→ **WRITTEN EXERCISE**
Collect each line of the entries that holds the string "American".

[Figure record extracts]
++++
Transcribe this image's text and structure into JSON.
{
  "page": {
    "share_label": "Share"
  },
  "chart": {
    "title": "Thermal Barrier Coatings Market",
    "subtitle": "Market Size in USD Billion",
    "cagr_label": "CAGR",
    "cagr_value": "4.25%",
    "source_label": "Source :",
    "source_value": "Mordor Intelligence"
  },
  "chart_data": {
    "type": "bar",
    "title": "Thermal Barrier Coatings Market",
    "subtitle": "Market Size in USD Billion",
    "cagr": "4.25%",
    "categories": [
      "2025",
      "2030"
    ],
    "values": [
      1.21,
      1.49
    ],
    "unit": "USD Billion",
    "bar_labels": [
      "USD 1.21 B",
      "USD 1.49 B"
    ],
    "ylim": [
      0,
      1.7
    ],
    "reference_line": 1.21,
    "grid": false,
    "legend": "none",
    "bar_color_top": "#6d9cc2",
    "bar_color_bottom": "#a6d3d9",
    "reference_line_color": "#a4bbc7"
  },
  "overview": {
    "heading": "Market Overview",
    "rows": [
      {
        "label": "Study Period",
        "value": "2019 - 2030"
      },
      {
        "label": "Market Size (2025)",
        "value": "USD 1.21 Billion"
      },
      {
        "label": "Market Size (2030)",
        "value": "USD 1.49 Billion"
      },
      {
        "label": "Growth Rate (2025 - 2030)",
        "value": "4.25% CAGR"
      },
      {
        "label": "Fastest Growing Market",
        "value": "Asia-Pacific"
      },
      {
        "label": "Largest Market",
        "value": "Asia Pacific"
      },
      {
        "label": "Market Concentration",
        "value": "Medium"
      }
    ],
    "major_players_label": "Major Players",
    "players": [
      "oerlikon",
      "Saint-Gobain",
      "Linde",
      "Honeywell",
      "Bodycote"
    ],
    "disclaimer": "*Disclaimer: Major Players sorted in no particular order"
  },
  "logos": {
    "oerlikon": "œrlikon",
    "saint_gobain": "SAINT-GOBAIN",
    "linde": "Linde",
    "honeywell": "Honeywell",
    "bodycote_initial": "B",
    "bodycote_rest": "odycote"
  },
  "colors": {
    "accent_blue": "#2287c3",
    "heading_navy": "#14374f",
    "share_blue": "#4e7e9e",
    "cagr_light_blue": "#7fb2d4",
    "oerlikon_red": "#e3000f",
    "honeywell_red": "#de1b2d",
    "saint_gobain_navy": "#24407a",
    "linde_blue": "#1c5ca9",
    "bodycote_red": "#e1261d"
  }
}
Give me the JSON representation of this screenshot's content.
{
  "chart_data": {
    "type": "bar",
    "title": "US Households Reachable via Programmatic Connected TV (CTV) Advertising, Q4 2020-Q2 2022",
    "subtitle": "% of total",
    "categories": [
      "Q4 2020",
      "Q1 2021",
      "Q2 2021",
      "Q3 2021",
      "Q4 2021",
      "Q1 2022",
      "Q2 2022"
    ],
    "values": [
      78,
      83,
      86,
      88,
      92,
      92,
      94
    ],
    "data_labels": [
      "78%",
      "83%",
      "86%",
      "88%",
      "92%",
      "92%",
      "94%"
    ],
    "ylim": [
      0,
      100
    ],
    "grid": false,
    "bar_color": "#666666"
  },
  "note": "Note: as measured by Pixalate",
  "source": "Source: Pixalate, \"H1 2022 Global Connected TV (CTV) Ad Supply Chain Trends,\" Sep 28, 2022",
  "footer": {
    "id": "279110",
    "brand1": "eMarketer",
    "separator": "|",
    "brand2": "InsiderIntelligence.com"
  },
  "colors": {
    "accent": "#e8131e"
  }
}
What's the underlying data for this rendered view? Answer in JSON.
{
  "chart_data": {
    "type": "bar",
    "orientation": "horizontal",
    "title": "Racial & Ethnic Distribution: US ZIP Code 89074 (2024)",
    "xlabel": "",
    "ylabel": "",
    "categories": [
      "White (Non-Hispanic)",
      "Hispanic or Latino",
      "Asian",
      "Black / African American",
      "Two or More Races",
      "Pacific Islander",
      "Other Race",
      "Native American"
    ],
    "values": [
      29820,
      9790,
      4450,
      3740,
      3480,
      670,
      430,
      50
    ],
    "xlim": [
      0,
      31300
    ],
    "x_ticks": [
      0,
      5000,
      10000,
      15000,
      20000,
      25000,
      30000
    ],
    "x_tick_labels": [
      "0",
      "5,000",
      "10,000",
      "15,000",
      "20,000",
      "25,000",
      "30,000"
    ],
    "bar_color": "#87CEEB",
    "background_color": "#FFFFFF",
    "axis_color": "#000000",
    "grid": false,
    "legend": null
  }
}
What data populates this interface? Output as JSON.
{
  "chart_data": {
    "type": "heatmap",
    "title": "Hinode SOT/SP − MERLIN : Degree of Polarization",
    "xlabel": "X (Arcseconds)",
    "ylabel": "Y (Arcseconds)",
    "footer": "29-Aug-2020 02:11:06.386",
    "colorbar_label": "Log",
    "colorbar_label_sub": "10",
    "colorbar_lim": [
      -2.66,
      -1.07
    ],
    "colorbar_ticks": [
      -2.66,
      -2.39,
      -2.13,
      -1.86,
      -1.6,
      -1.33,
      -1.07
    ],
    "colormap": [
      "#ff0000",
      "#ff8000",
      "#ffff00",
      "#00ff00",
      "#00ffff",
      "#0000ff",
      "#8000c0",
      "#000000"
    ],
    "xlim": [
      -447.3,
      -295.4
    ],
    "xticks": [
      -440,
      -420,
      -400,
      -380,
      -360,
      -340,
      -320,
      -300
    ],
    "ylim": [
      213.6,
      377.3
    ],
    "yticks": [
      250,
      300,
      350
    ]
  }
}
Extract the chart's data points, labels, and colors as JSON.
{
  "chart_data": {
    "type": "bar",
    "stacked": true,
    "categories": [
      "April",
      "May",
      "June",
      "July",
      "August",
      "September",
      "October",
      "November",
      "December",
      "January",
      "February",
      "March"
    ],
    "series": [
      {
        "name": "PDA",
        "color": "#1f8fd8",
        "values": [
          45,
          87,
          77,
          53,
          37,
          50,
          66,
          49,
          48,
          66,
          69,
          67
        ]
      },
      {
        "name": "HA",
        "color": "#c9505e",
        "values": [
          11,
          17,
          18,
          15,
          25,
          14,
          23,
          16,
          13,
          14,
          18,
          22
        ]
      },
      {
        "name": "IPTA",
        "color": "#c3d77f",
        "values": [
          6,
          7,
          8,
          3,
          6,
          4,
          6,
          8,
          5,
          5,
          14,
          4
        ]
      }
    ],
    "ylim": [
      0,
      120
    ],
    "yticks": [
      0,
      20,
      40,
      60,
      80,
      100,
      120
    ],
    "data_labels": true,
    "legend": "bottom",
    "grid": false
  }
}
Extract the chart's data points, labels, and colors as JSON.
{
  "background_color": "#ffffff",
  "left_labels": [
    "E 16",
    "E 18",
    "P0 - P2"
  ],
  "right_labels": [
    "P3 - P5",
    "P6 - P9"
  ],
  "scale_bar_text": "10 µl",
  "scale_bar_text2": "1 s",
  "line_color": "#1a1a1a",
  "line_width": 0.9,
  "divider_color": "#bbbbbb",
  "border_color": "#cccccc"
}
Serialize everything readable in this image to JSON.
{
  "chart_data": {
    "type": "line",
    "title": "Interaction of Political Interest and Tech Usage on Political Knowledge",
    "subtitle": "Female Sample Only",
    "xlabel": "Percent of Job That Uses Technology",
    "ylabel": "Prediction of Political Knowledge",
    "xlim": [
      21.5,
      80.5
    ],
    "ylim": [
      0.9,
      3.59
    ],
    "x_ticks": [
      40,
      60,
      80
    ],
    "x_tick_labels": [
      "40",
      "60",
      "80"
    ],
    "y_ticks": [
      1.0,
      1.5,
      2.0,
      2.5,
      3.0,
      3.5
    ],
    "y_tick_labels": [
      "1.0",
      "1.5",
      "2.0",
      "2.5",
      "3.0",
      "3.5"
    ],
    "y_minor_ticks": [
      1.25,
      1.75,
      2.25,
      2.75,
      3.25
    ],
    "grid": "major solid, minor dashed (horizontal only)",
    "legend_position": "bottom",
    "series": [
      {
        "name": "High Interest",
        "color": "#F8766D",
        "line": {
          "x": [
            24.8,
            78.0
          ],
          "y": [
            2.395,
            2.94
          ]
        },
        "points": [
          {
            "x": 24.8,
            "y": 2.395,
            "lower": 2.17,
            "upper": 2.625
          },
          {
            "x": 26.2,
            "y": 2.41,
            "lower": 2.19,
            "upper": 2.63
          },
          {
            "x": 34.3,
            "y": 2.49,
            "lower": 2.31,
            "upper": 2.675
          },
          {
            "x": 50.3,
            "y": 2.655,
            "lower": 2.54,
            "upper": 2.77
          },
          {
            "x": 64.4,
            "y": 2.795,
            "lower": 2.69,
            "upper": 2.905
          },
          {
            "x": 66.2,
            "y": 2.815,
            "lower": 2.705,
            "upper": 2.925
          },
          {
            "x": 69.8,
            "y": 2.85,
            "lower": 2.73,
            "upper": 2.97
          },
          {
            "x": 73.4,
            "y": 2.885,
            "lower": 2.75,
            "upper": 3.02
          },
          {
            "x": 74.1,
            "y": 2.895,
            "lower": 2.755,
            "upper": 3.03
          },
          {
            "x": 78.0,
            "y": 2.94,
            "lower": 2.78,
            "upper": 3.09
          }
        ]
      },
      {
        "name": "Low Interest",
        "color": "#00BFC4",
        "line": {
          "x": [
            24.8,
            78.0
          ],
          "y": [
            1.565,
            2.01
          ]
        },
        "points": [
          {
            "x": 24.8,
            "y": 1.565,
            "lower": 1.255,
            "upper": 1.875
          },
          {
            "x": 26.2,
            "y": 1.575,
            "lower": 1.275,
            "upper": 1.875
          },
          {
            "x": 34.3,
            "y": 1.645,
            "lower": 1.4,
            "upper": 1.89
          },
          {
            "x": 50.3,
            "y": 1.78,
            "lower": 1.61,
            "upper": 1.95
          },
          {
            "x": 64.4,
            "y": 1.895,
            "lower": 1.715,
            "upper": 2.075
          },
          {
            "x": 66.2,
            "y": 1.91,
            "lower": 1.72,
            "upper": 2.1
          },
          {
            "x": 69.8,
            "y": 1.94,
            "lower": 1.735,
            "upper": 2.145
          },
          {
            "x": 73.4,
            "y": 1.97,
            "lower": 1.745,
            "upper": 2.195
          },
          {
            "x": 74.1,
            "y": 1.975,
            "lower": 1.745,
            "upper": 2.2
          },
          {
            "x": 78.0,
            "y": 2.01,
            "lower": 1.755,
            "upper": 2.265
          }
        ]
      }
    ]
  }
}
++++
→ **PROBLEM SOLUTION**
      "Black / African American",
      "Native American"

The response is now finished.